++++ Excerpted records

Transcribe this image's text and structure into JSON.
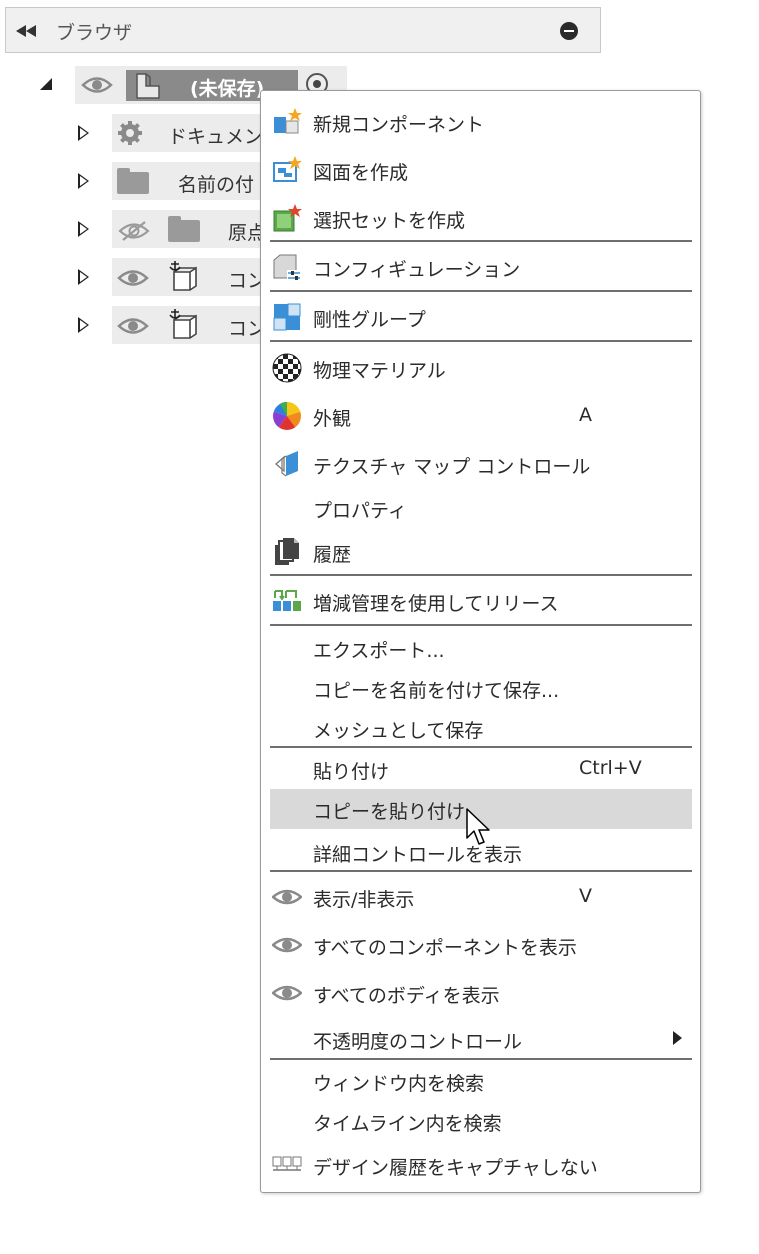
{
  "browser": {
    "title": "ブラウザ",
    "root_label": "(未保存)",
    "items": [
      {
        "label": "ドキュメント"
      },
      {
        "label": "名前の付"
      },
      {
        "label": "原点"
      },
      {
        "label": "コン"
      },
      {
        "label": "コン"
      }
    ]
  },
  "menu": {
    "items": [
      {
        "label": "新規コンポーネント",
        "icon": "new-component-icon"
      },
      {
        "label": "図面を作成",
        "icon": "create-drawing-icon"
      },
      {
        "label": "選択セットを作成",
        "icon": "create-selection-set-icon"
      },
      {
        "label": "コンフィギュレーション",
        "icon": "configuration-icon"
      },
      {
        "label": "剛性グループ",
        "icon": "rigid-group-icon"
      },
      {
        "label": "物理マテリアル",
        "icon": "physical-material-icon"
      },
      {
        "label": "外観",
        "shortcut": "A",
        "icon": "appearance-icon"
      },
      {
        "label": "テクスチャ マップ コントロール",
        "icon": "texture-map-icon"
      },
      {
        "label": "プロパティ"
      },
      {
        "label": "履歴",
        "icon": "history-icon"
      },
      {
        "label": "増減管理を使用してリリース",
        "icon": "release-icon"
      },
      {
        "label": "エクスポート..."
      },
      {
        "label": "コピーを名前を付けて保存..."
      },
      {
        "label": "メッシュとして保存"
      },
      {
        "label": "貼り付け",
        "shortcut": "Ctrl+V"
      },
      {
        "label": "コピーを貼り付け",
        "highlighted": true
      },
      {
        "label": "詳細コントロールを表示"
      },
      {
        "label": "表示/非表示",
        "shortcut": "V",
        "icon": "eye-icon"
      },
      {
        "label": "すべてのコンポーネントを表示",
        "icon": "eye-icon"
      },
      {
        "label": "すべてのボディを表示",
        "icon": "eye-icon"
      },
      {
        "label": "不透明度のコントロール",
        "submenu": true
      },
      {
        "label": "ウィンドウ内を検索"
      },
      {
        "label": "タイムライン内を検索"
      },
      {
        "label": "デザイン履歴をキャプチャしない",
        "icon": "capture-history-icon"
      }
    ]
  },
  "colors": {
    "highlight": "#d9d9d9",
    "separator": "#6f6f6f",
    "blue": "#3b8fd6",
    "star": "#f5a623"
  }
}
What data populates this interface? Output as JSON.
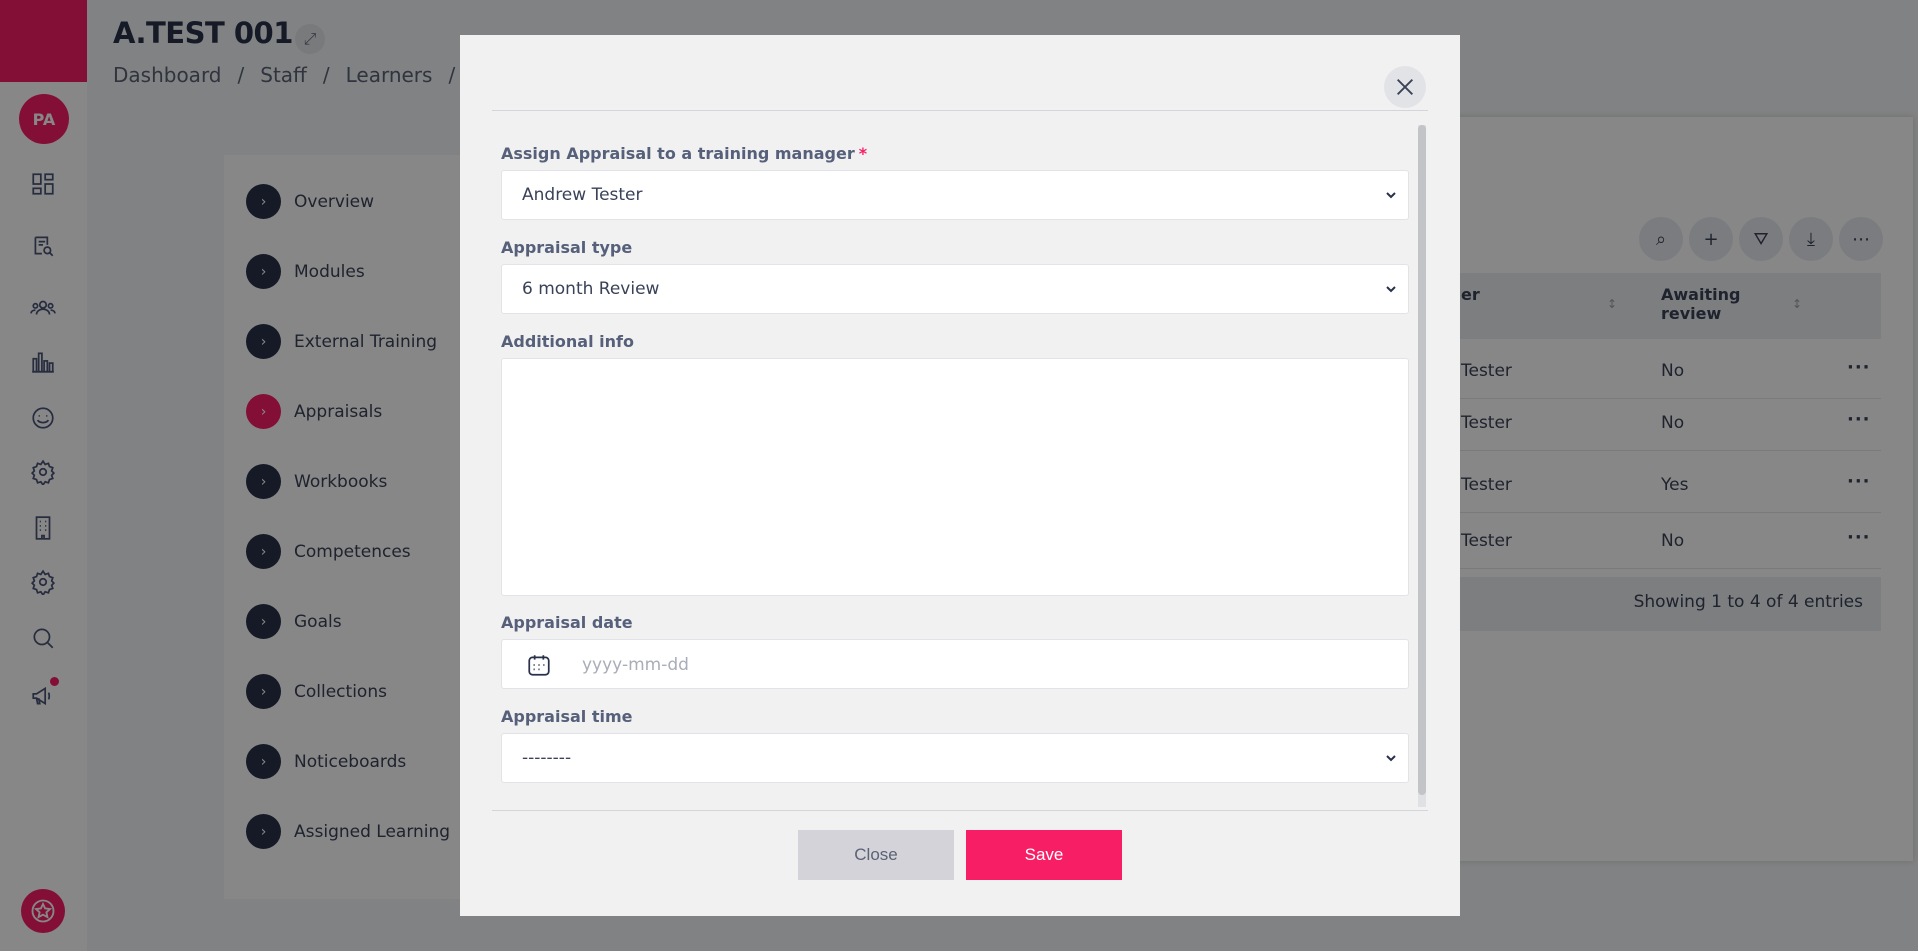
{
  "sidebar": {
    "avatar_initials": "PA",
    "icons": [
      "dashboard-icon",
      "search-document-icon",
      "users-icon",
      "bar-chart-icon",
      "smiley-icon",
      "gear-icon",
      "building-icon",
      "settings-icon",
      "search-icon",
      "megaphone-icon"
    ],
    "brand_color": "#f81e66"
  },
  "page": {
    "title": "A.TEST 001",
    "breadcrumb": [
      "Dashboard",
      "/",
      "Staff",
      "/",
      "Learners",
      "/"
    ]
  },
  "left_menu": {
    "items": [
      {
        "label": "Overview",
        "active": false
      },
      {
        "label": "Modules",
        "active": false
      },
      {
        "label": "External Training",
        "active": false
      },
      {
        "label": "Appraisals",
        "active": true
      },
      {
        "label": "Workbooks",
        "active": false
      },
      {
        "label": "Competences",
        "active": false
      },
      {
        "label": "Goals",
        "active": false
      },
      {
        "label": "Collections",
        "active": false
      },
      {
        "label": "Noticeboards",
        "active": false
      },
      {
        "label": "Assigned Learning",
        "active": false
      }
    ]
  },
  "table": {
    "headers": [
      "er",
      "Awaiting review"
    ],
    "rows": [
      {
        "manager": "Tester",
        "awaiting": "No"
      },
      {
        "manager": "Tester",
        "awaiting": "No"
      },
      {
        "manager": "Tester",
        "awaiting": "Yes"
      },
      {
        "manager": "Tester",
        "awaiting": "No"
      }
    ],
    "row_menu": "···",
    "footer": "Showing 1 to 4 of 4 entries"
  },
  "modal": {
    "manager_label": "Assign Appraisal to a training manager",
    "required_mark": "*",
    "manager_value": "Andrew Tester",
    "type_label": "Appraisal type",
    "type_value": "6 month Review",
    "info_label": "Additional info",
    "info_value": "",
    "date_label": "Appraisal date",
    "date_placeholder": "yyyy-mm-dd",
    "time_label": "Appraisal time",
    "time_value": "--------",
    "close_label": "Close",
    "save_label": "Save"
  }
}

++++++++

◆ Task to complete ◆
Take the data above and repeat it exactly, leaving each picture out.

◆ Exercise response ◆
Transcribe this image's text and structure into JSON.
{
  "browser": {
    "title": "ブラウザ",
    "root_label": "(未保存)",
    "items": [
      {
        "label": "ドキュメント"
      },
      {
        "label": "名前の付"
      },
      {
        "label": "原点"
      },
      {
        "label": "コン"
      },
      {
        "label": "コン"
      }
    ]
  },
  "menu": {
    "items": [
      {
        "label": "新規コンポーネント",
        "icon": "new-component-icon"
      },
      {
        "label": "図面を作成",
        "icon": "create-drawing-icon"
      },
      {
        "label": "選択セットを作成",
        "icon": "create-selection-set-icon"
      },
      {
        "label": "コンフィギュレーション",
        "icon": "configuration-icon"
      },
      {
        "label": "剛性グループ",
        "icon": "rigid-group-icon"
      },
      {
        "label": "物理マテリアル",
        "icon": "physical-material-icon"
      },
      {
        "label": "外観",
        "shortcut": "A",
        "icon": "appearance-icon"
      },
      {
        "label": "テクスチャ マップ コントロール",
        "icon": "texture-map-icon"
      },
      {
        "label": "プロパティ"
      },
      {
        "label": "履歴",
        "icon": "history-icon"
      },
      {
        "label": "増減管理を使用してリリース",
        "icon": "release-icon"
      },
      {
        "label": "エクスポート..."
      },
      {
        "label": "コピーを名前を付けて保存..."
      },
      {
        "label": "メッシュとして保存"
      },
      {
        "label": "貼り付け",
        "shortcut": "Ctrl+V"
      },
      {
        "label": "コピーを貼り付け",
        "highlighted": true
      },
      {
        "label": "詳細コントロールを表示"
      },
      {
        "label": "表示/非表示",
        "shortcut": "V",
        "icon": "eye-icon"
      },
      {
        "label": "すべてのコンポーネントを表示",
        "icon": "eye-icon"
      },
      {
        "label": "すべてのボディを表示",
        "icon": "eye-icon"
      },
      {
        "label": "不透明度のコントロール",
        "submenu": true
      },
      {
        "label": "ウィンドウ内を検索"
      },
      {
        "label": "タイムライン内を検索"
      },
      {
        "label": "デザイン履歴をキャプチャしない",
        "icon": "capture-history-icon"
      }
    ]
  },
  "colors": {
    "highlight": "#d9d9d9",
    "separator": "#6f6f6f",
    "blue": "#3b8fd6",
    "star": "#f5a623"
  }
}
What data populates this interface? Output as JSON.
{
  "sidebar": {
    "avatar_initials": "PA",
    "icons": [
      "dashboard-icon",
      "search-document-icon",
      "users-icon",
      "bar-chart-icon",
      "smiley-icon",
      "gear-icon",
      "building-icon",
      "settings-icon",
      "search-icon",
      "megaphone-icon"
    ],
    "brand_color": "#f81e66"
  },
  "page": {
    "title": "A.TEST 001",
    "breadcrumb": [
      "Dashboard",
      "/",
      "Staff",
      "/",
      "Learners",
      "/"
    ]
  },
  "left_menu": {
    "items": [
      {
        "label": "Overview",
        "active": false
      },
      {
        "label": "Modules",
        "active": false
      },
      {
        "label": "External Training",
        "active": false
      },
      {
        "label": "Appraisals",
        "active": true
      },
      {
        "label": "Workbooks",
        "active": false
      },
      {
        "label": "Competences",
        "active": false
      },
      {
        "label": "Goals",
        "active": false
      },
      {
        "label": "Collections",
        "active": false
      },
      {
        "label": "Noticeboards",
        "active": false
      },
      {
        "label": "Assigned Learning",
        "active": false
      }
    ]
  },
  "table": {
    "headers": [
      "er",
      "Awaiting review"
    ],
    "rows": [
      {
        "manager": "Tester",
        "awaiting": "No"
      },
      {
        "manager": "Tester",
        "awaiting": "No"
      },
      {
        "manager": "Tester",
        "awaiting": "Yes"
      },
      {
        "manager": "Tester",
        "awaiting": "No"
      }
    ],
    "row_menu": "···",
    "footer": "Showing 1 to 4 of 4 entries"
  },
  "modal": {
    "manager_label": "Assign Appraisal to a training manager",
    "required_mark": "*",
    "manager_value": "Andrew Tester",
    "type_label": "Appraisal type",
    "type_value": "6 month Review",
    "info_label": "Additional info",
    "info_value": "",
    "date_label": "Appraisal date",
    "date_placeholder": "yyyy-mm-dd",
    "time_label": "Appraisal time",
    "time_value": "--------",
    "close_label": "Close",
    "save_label": "Save"
  }
}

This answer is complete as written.